* Task to complete
Search the material and gather each line with "JSON" in it.

* Extracted entries
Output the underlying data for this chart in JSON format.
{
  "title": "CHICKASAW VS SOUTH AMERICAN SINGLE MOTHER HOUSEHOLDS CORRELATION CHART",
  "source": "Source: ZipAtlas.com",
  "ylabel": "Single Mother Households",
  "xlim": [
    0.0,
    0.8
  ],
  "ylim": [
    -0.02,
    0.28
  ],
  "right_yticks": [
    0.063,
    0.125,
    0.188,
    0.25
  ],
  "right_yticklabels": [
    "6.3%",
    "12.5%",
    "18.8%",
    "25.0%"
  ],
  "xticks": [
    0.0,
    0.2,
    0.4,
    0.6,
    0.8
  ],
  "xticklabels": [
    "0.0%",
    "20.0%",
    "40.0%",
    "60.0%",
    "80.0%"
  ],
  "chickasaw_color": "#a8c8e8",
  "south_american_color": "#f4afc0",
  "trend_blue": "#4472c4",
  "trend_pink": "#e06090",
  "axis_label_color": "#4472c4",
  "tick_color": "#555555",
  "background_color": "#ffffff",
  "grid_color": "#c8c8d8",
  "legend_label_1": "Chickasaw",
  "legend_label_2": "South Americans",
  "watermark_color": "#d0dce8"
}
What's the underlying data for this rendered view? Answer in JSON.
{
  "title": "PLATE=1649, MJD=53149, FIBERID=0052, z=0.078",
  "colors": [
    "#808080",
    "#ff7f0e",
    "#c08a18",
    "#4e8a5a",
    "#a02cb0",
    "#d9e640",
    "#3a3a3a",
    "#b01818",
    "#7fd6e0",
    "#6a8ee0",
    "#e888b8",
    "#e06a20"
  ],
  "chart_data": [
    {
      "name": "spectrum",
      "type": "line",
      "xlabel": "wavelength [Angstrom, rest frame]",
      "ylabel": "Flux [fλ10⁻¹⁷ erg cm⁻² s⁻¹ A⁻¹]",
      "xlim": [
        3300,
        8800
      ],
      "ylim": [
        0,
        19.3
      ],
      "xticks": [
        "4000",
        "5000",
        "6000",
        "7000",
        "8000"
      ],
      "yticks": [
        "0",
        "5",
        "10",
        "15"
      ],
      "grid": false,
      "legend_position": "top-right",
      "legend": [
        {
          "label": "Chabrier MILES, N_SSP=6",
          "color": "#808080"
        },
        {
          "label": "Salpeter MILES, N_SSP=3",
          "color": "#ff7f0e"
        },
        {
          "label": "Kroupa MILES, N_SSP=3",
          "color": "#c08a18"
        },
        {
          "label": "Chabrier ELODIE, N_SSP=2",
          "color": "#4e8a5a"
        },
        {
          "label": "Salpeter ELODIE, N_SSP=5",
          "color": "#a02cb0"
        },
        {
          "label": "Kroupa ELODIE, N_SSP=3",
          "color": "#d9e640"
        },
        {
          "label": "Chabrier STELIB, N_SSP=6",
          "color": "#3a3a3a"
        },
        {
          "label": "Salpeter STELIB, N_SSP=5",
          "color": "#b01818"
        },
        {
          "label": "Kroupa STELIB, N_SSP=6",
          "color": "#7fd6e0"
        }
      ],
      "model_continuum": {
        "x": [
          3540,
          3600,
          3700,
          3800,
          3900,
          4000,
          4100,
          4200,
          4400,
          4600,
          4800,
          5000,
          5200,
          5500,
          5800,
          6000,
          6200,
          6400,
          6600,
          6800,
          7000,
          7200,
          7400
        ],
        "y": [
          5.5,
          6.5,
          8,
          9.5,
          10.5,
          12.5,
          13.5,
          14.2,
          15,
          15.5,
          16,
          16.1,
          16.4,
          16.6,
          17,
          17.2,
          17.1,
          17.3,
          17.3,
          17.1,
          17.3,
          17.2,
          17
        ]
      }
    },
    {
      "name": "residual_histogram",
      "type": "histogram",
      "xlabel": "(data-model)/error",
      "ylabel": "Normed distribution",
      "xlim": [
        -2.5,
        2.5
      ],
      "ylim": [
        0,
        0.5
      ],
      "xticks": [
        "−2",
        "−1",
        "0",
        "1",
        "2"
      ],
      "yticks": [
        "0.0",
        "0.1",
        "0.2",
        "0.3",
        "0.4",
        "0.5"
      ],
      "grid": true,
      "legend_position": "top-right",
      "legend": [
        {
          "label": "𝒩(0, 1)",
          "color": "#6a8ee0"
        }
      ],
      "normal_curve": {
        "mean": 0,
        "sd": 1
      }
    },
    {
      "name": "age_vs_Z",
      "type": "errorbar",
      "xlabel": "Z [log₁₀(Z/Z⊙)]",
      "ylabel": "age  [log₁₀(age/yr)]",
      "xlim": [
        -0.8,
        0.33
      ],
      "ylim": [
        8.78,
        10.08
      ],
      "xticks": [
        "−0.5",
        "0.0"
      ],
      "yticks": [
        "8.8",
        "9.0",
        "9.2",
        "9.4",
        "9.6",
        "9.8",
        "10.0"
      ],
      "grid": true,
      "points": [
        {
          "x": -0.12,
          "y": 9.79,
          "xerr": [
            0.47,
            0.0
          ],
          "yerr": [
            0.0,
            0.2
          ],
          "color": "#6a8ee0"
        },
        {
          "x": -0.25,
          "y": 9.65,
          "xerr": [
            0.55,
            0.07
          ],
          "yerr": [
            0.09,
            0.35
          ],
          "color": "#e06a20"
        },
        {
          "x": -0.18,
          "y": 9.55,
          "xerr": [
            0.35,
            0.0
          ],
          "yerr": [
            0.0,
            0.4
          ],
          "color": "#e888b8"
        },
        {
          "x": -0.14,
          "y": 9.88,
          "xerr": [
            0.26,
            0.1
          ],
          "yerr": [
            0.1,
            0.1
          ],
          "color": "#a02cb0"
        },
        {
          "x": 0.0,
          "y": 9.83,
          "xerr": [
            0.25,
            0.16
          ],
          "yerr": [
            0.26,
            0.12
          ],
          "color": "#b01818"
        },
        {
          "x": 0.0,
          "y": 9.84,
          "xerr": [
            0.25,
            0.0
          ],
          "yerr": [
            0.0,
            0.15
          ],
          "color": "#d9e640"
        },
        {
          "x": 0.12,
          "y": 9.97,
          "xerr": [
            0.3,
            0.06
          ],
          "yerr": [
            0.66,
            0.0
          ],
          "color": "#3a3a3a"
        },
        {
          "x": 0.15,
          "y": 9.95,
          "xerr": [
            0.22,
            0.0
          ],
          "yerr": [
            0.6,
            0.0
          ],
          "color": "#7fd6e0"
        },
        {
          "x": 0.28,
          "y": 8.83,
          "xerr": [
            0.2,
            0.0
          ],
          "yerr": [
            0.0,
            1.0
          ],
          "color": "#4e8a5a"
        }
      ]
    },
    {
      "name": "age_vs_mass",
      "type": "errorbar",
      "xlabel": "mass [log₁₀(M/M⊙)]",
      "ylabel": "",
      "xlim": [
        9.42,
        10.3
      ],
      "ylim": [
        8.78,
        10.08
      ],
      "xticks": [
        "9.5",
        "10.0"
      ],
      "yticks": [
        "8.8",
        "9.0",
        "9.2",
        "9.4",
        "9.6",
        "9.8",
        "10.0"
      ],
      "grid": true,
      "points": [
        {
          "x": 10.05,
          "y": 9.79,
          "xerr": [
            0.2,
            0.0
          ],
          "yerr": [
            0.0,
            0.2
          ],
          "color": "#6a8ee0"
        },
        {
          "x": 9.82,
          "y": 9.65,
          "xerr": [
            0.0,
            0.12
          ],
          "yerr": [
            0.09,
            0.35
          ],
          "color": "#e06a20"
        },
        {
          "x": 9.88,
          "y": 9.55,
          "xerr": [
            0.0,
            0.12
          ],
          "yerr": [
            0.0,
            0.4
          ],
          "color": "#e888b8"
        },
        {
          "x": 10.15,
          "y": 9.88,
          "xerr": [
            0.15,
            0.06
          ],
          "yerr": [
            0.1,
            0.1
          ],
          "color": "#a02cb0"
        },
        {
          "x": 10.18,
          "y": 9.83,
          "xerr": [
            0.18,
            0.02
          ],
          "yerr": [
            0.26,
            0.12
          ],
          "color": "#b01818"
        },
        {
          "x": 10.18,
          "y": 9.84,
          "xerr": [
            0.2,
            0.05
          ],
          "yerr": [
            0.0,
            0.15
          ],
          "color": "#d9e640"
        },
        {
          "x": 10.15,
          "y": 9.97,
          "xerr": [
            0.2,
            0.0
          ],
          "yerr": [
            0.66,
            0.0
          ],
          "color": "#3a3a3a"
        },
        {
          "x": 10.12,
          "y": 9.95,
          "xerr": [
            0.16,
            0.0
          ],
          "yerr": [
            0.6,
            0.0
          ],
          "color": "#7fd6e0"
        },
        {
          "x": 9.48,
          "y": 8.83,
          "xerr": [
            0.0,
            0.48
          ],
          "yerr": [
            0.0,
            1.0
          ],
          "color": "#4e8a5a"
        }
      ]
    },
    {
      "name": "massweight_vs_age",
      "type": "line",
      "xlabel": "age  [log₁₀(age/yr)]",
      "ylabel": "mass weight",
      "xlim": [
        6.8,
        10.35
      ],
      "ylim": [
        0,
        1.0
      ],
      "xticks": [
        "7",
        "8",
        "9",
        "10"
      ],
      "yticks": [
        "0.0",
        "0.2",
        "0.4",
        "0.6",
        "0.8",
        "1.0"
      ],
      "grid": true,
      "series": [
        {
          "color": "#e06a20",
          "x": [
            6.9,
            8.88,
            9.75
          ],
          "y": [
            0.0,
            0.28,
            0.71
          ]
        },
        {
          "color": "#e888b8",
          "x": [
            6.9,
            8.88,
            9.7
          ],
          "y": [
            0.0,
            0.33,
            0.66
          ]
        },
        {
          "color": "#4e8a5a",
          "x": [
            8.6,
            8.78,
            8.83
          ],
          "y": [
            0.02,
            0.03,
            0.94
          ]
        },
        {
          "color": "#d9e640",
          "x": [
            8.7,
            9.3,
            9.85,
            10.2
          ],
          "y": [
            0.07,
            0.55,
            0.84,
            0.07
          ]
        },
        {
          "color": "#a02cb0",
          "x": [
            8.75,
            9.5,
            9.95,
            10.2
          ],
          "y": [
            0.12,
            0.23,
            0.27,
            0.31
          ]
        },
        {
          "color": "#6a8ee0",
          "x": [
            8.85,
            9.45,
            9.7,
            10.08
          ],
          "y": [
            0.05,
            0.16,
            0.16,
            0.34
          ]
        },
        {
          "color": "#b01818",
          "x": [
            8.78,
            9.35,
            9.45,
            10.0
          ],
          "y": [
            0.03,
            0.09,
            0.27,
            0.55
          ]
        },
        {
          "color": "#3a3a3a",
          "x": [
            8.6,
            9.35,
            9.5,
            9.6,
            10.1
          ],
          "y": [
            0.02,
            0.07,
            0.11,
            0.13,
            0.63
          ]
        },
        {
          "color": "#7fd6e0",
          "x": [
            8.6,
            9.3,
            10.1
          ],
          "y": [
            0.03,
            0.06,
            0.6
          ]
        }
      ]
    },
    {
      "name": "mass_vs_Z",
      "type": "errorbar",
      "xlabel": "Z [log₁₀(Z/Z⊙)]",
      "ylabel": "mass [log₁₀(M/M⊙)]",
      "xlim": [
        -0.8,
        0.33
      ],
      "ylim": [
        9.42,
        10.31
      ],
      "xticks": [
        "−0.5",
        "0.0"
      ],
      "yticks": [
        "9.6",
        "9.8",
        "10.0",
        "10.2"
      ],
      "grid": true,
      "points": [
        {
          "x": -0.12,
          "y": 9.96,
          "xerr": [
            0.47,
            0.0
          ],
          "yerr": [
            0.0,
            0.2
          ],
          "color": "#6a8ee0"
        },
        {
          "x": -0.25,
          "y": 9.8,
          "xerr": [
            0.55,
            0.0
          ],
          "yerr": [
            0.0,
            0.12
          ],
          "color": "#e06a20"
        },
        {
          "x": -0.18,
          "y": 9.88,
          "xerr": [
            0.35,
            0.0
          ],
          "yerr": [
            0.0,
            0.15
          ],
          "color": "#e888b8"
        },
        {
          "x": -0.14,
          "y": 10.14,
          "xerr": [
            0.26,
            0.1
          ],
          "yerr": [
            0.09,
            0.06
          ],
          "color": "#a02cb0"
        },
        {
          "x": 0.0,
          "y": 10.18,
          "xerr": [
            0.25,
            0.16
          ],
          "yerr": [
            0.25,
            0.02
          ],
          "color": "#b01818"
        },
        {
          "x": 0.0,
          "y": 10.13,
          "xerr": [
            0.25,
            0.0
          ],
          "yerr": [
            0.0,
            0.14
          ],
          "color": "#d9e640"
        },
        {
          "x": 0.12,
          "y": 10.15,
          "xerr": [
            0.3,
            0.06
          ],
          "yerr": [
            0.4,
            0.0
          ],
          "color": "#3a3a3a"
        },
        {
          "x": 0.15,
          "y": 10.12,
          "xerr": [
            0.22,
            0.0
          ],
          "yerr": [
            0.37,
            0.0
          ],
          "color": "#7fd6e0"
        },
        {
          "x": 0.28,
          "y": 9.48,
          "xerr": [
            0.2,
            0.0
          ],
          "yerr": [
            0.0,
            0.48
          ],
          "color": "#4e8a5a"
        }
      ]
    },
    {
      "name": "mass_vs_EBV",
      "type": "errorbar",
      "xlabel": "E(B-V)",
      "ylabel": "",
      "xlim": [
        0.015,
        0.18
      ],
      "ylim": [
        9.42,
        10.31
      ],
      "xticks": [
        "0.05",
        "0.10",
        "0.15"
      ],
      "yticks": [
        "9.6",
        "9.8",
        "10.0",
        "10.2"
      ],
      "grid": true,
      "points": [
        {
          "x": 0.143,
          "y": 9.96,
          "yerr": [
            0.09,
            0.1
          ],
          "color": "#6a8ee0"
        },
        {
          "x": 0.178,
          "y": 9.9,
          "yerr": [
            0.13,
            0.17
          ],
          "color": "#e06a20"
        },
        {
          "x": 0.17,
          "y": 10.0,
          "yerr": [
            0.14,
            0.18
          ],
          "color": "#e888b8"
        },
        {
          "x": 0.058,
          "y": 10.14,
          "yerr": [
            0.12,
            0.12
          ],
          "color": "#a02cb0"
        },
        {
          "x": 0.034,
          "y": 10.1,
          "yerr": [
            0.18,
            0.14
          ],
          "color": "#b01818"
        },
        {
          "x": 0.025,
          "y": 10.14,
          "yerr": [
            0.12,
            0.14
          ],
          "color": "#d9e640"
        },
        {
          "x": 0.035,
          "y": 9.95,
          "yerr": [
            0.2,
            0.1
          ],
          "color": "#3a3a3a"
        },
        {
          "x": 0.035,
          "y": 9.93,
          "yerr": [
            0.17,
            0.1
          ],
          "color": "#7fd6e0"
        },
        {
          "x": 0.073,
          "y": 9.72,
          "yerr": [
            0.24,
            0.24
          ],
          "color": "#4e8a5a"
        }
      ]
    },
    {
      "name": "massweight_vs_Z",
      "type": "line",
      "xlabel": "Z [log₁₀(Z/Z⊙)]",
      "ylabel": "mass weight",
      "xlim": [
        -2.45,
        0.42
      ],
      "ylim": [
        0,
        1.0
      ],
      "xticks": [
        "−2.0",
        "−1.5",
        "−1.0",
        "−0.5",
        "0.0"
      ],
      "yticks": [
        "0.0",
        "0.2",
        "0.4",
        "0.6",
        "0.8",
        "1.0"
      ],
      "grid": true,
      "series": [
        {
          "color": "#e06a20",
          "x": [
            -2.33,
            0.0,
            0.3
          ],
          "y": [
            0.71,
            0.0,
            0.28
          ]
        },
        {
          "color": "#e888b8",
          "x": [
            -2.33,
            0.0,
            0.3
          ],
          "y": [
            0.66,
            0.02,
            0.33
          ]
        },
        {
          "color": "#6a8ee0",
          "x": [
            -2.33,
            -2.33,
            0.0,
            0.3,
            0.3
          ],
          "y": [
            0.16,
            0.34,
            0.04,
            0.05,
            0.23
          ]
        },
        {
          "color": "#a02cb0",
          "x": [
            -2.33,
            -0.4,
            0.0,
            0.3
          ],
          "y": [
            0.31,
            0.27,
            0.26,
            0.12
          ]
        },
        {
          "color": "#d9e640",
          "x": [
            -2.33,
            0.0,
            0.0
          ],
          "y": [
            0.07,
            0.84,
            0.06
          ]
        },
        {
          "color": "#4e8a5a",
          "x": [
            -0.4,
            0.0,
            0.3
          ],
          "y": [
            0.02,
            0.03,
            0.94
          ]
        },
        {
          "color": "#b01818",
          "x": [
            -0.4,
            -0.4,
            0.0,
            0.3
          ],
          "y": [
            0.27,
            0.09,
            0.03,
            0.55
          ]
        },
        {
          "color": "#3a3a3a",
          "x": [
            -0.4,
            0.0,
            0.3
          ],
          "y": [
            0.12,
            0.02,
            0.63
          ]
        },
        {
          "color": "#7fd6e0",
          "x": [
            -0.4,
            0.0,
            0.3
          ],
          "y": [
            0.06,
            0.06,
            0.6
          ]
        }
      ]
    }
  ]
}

* Written answer
Output the underlying data for this chart in JSON format.
What's the underlying data for this rendered view? Answer in JSON.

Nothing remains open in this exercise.